- **WHAT YOU HAVE TO DO**:
Select all lines in the records that include "title".

[Stored data]
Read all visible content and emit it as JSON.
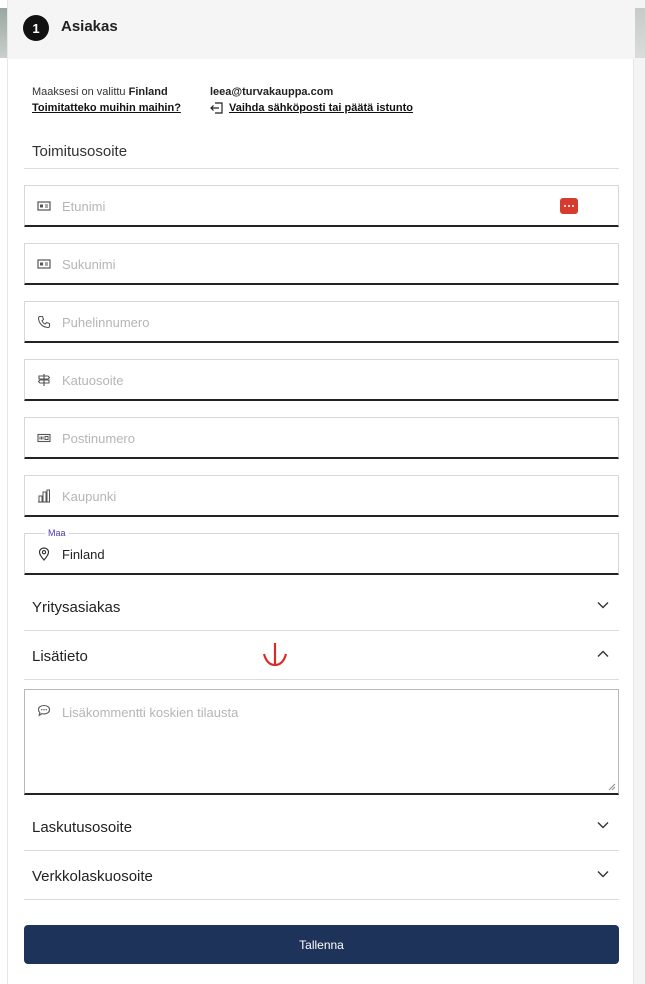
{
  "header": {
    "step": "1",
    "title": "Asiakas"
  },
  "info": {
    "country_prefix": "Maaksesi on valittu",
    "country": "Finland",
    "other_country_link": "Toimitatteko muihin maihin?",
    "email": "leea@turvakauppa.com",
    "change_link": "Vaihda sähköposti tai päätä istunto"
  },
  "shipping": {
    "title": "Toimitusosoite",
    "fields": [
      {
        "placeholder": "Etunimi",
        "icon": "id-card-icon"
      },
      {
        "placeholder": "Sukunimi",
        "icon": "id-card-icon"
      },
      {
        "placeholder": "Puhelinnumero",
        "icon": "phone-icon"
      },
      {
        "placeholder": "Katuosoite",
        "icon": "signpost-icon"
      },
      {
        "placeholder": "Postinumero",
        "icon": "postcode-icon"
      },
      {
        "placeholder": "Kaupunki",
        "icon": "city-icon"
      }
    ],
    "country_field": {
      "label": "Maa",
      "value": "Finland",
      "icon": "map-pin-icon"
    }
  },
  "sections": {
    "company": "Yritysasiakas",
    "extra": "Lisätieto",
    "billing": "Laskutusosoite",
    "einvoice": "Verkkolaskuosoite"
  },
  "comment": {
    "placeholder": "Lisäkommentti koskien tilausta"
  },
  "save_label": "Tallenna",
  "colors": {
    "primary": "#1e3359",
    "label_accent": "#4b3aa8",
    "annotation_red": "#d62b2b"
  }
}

- **COMPLETE RESPONSE**:
    "title": "Asiakas"
    "title": "Toimitusosoite",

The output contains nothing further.